Start

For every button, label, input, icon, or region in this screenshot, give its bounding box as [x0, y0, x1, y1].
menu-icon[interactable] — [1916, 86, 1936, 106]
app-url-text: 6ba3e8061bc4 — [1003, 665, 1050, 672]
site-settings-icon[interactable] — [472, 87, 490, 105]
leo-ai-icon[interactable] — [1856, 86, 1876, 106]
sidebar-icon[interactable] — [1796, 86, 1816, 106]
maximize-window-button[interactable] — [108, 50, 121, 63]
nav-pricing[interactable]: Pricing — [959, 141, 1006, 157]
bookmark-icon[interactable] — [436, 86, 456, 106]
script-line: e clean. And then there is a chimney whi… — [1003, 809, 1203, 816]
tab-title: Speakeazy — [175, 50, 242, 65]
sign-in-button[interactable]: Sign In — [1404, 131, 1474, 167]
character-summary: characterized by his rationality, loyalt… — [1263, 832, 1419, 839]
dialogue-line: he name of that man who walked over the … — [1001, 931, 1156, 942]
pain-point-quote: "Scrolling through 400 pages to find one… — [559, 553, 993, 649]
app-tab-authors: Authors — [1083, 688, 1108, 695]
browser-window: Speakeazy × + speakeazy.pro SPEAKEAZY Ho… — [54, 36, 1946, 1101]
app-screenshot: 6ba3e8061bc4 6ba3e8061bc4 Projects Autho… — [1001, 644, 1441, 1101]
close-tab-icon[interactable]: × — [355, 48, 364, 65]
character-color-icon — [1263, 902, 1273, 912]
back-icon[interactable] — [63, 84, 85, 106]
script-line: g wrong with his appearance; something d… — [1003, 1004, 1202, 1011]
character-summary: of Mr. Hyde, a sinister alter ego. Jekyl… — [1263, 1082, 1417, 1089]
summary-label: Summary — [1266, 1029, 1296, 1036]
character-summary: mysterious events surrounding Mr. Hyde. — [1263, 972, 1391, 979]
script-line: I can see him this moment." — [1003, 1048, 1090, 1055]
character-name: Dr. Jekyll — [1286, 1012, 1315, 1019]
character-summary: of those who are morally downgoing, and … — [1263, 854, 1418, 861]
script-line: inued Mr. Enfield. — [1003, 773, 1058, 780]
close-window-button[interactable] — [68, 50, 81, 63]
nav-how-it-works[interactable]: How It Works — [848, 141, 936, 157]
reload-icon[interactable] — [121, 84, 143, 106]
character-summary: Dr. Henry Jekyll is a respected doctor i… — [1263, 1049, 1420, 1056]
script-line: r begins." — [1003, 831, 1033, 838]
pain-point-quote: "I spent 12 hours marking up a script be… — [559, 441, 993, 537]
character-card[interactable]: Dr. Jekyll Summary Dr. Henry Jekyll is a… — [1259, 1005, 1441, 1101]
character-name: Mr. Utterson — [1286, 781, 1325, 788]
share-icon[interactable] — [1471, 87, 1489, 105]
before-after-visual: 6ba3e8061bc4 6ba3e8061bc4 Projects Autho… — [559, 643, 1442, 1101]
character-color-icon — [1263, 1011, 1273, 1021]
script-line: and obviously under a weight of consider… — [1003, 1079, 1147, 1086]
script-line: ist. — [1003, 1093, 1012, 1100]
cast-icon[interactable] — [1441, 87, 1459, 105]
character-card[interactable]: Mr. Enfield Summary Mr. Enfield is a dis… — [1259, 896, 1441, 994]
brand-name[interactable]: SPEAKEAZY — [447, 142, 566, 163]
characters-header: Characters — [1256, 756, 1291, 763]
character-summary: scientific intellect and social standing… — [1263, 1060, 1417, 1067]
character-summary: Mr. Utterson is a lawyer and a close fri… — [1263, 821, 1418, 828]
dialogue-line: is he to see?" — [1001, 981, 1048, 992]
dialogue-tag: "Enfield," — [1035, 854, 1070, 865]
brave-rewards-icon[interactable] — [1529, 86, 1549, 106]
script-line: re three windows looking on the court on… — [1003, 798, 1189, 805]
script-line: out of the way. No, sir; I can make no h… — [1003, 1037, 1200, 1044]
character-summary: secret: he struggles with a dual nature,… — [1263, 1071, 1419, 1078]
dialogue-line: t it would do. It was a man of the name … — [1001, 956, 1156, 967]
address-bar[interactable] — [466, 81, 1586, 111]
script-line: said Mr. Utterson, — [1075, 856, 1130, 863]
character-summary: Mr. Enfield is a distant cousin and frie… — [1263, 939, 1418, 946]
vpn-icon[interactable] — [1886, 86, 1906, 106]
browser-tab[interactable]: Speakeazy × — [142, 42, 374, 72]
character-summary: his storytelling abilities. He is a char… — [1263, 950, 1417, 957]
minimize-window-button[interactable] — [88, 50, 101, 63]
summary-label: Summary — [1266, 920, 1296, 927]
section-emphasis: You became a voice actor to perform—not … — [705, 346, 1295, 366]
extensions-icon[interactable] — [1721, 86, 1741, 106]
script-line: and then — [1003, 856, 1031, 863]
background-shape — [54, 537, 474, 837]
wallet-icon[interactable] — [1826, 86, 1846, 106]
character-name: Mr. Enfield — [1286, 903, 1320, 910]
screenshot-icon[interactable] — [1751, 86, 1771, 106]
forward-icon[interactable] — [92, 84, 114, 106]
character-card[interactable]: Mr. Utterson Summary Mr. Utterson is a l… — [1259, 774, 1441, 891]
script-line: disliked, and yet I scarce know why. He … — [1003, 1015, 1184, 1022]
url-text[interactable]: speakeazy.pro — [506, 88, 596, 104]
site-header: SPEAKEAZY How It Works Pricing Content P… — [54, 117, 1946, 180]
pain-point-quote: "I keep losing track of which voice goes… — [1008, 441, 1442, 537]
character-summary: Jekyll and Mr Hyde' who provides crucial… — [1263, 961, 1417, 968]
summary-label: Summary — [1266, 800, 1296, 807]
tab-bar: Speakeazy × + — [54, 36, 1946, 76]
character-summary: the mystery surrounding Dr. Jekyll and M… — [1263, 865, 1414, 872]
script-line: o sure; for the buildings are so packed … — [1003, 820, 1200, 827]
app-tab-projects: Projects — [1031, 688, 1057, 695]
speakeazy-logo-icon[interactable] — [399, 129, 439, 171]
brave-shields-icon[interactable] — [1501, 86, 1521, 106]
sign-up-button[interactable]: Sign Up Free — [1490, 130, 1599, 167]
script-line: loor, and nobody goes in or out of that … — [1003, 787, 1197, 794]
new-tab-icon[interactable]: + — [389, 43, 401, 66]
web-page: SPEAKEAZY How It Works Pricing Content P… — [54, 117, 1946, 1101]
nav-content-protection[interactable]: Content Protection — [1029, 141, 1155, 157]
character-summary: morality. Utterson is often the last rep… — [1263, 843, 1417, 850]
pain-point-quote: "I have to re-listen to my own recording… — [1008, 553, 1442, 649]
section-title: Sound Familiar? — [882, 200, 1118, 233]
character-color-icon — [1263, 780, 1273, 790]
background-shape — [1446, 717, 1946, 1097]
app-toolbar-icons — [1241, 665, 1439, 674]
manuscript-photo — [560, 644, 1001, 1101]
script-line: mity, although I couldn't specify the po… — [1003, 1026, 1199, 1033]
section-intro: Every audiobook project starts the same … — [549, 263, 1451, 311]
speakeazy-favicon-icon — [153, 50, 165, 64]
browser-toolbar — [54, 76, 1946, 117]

End

• **Stated problem**
Return the lines of every item above as a JSON list of strings, one string per line, with blank lines omitted.

• **Task answer**
[
  "For every button, label, input, icon, or region in this screenshot, give its bounding box as [x0, y0, x1, y1].",
  "menu-icon[interactable] — [1916, 86, 1936, 106]",
  "app-url-text: 6ba3e8061bc4 — [1003, 665, 1050, 672]",
  "site-settings-icon[interactable] — [472, 87, 490, 105]",
  "leo-ai-icon[interactable] — [1856, 86, 1876, 106]",
  "sidebar-icon[interactable] — [1796, 86, 1816, 106]",
  "maximize-window-button[interactable] — [108, 50, 121, 63]",
  "nav-pricing[interactable]: Pricing — [959, 141, 1006, 157]",
  "bookmark-icon[interactable] — [436, 86, 456, 106]",
  "script-line: e clean. And then there is a chimney whi… — [1003, 809, 1203, 816]",
  "tab-title: Speakeazy — [175, 50, 242, 65]",
  "sign-in-button[interactable]: Sign In — [1404, 131, 1474, 167]",
  "character-summary: characterized by his rationality, loyalt… — [1263, 832, 1419, 839]",
  "dialogue-line: he name of that man who walked over the … — [1001, 931, 1156, 942]",
  "pain-point-quote: \"Scrolling through 400 pages to find one… — [559, 553, 993, 649]",
  "app-tab-authors: Authors — [1083, 688, 1108, 695]",
  "browser-window: Speakeazy × + speakeazy.pro SPEAKEAZY Ho… — [54, 36, 1946, 1101]",
  "app-screenshot: 6ba3e8061bc4 6ba3e8061bc4 Projects Autho… — [1001, 644, 1441, 1101]",
  "close-tab-icon[interactable]: × — [355, 48, 364, 65]",
  "character-color-icon — [1263, 902, 1273, 912]",
  "back-icon[interactable] — [63, 84, 85, 106]",
  "script-line: g wrong with his appearance; something d… — [1003, 1004, 1202, 1011]",
  "character-summary: of Mr. Hyde, a sinister alter ego. Jekyl… — [1263, 1082, 1417, 1089]",
  "summary-label: Summary — [1266, 1029, 1296, 1036]",
  "character-summary: mysterious events surrounding Mr. Hyde. — [1263, 972, 1391, 979]",
  "script-line: I can see him this moment.\" — [1003, 1048, 1090, 1055]",
  "character-name: Dr. Jekyll — [1286, 1012, 1315, 1019]",
  "character-summary: of those who are morally downgoing, and … — [1263, 854, 1418, 861]",
  "script-line: inued Mr. Enfield. — [1003, 773, 1058, 780]",
  "close-window-button[interactable] — [68, 50, 81, 63]",
  "nav-how-it-works[interactable]: How It Works — [848, 141, 936, 157]",
  "reload-icon[interactable] — [121, 84, 143, 106]",
  "character-summary: Dr. Henry Jekyll is a respected doctor i… — [1263, 1049, 1420, 1056]",
  "script-line: r begins.\" — [1003, 831, 1033, 838]",
  "pain-point-quote: \"I spent 12 hours marking up a script be… — [559, 441, 993, 537]",
  "character-card[interactable]: Dr. Jekyll Summary Dr. Henry Jekyll is a… — [1259, 1005, 1441, 1101]",
  "character-name: Mr. Utterson — [1286, 781, 1325, 788]",
  "share-icon[interactable] — [1471, 87, 1489, 105]",
  "before-after-visual: 6ba3e8061bc4 6ba3e8061bc4 Projects Autho… — [559, 643, 1442, 1101]",
  "character-color-icon — [1263, 1011, 1273, 1021]",
  "script-line: and obviously under a weight of consider… — [1003, 1079, 1147, 1086]",
  "script-line: ist. — [1003, 1093, 1012, 1100]",
  "cast-icon[interactable] — [1441, 87, 1459, 105]",
  "character-card[interactable]: Mr. Enfield Summary Mr. Enfield is a dis… — [1259, 896, 1441, 994]",
  "brand-name[interactable]: SPEAKEAZY — [447, 142, 566, 163]",
  "characters-header: Characters — [1256, 756, 1291, 763]",
  "character-summary: scientific intellect and social standing… — [1263, 1060, 1417, 1067]",
  "character-summary: Mr. Utterson is a lawyer and a close fri… — [1263, 821, 1418, 828]",
  "dialogue-line: is he to see?\" — [1001, 981, 1048, 992]",
  "dialogue-tag: \"Enfield,\" — [1035, 854, 1070, 865]",
  "brave-rewards-icon[interactable] — [1529, 86, 1549, 106]",
  "script-line: re three windows looking on the court on… — [1003, 798, 1189, 805]",
  "script-line: out of the way. No, sir; I can make no h… — [1003, 1037, 1200, 1044]",
  "character-summary: secret: he struggles with a dual nature,… — [1263, 1071, 1419, 1078]",
  "dialogue-line: t it would do. It was a man of the name … — [1001, 956, 1156, 967]",
  "address-bar[interactable] — [466, 81, 1586, 111]",
  "script-line: said Mr. Utterson, — [1075, 856, 1130, 863]",
  "character-summary: Mr. Enfield is a distant cousin and frie… — [1263, 939, 1418, 946]",
  "vpn-icon[interactable] — [1886, 86, 1906, 106]",
  "browser-tab[interactable]: Speakeazy × — [142, 42, 374, 72]",
  "character-summary: his storytelling abilities. He is a char… — [1263, 950, 1417, 957]",
  "minimize-window-button[interactable] — [88, 50, 101, 63]",
  "summary-label: Summary — [1266, 920, 1296, 927]",
  "section-emphasis: You became a voice actor to perform—not … — [705, 346, 1295, 366]",
  "extensions-icon[interactable] — [1721, 86, 1741, 106]",
  "script-line: and then — [1003, 856, 1031, 863]",
  "background-shape — [54, 537, 474, 837]",
  "wallet-icon[interactable] — [1826, 86, 1846, 106]",
  "character-name: Mr. Enfield — [1286, 903, 1320, 910]",
  "screenshot-icon[interactable] — [1751, 86, 1771, 106]",
  "forward-icon[interactable] — [92, 84, 114, 106]",
  "character-card[interactable]: Mr. Utterson Summary Mr. Utterson is a l… — [1259, 774, 1441, 891]",
  "script-line: disliked, and yet I scarce know why. He … — [1003, 1015, 1184, 1022]",
  "url-text[interactable]: speakeazy.pro — [506, 88, 596, 104]",
  "site-header: SPEAKEAZY How It Works Pricing Content P… — [54, 117, 1946, 180]",
  "pain-point-quote: \"I keep losing track of which voice goes… — [1008, 441, 1442, 537]",
  "character-summary: Jekyll and Mr Hyde' who provides crucial… — [1263, 961, 1417, 968]",
  "summary-label: Summary — [1266, 800, 1296, 807]",
  "tab-bar: Speakeazy × + — [54, 36, 1946, 76]",
  "character-summary: the mystery surrounding Dr. Jekyll and M… — [1263, 865, 1414, 872]",
  "script-line: o sure; for the buildings are so packed … — [1003, 820, 1200, 827]",
  "app-tab-projects: Projects — [1031, 688, 1057, 695]",
  "speakeazy-logo-icon[interactable] — [399, 129, 439, 171]",
  "brave-shields-icon[interactable] — [1501, 86, 1521, 106]",
  "sign-up-button[interactable]: Sign Up Free — [1490, 130, 1599, 167]",
  "script-line: loor, and nobody goes in or out of that … — [1003, 787, 1197, 794]",
  "new-tab-icon[interactable]: + — [389, 43, 401, 66]",
  "web-page: SPEAKEAZY How It Works Pricing Content P… — [54, 117, 1946, 1101]",
  "nav-content-protection[interactable]: Content Protection — [1029, 141, 1155, 157]",
  "character-summary: morality. Utterson is often the last rep… — [1263, 843, 1417, 850]",
  "pain-point-quote: \"I have to re-listen to my own recording… — [1008, 553, 1442, 649]",
  "section-title: Sound Familiar? — [882, 200, 1118, 233]",
  "character-color-icon — [1263, 780, 1273, 790]",
  "background-shape — [1446, 717, 1946, 1097]",
  "app-toolbar-icons — [1241, 665, 1439, 674]",
  "manuscript-photo — [560, 644, 1001, 1101]",
  "script-line: mity, although I couldn't specify the po… — [1003, 1026, 1199, 1033]",
  "section-intro: Every audiobook project starts the same … — [549, 263, 1451, 311]",
  "speakeazy-favicon-icon — [153, 50, 165, 64]",
  "browser-toolbar — [54, 76, 1946, 117]"
]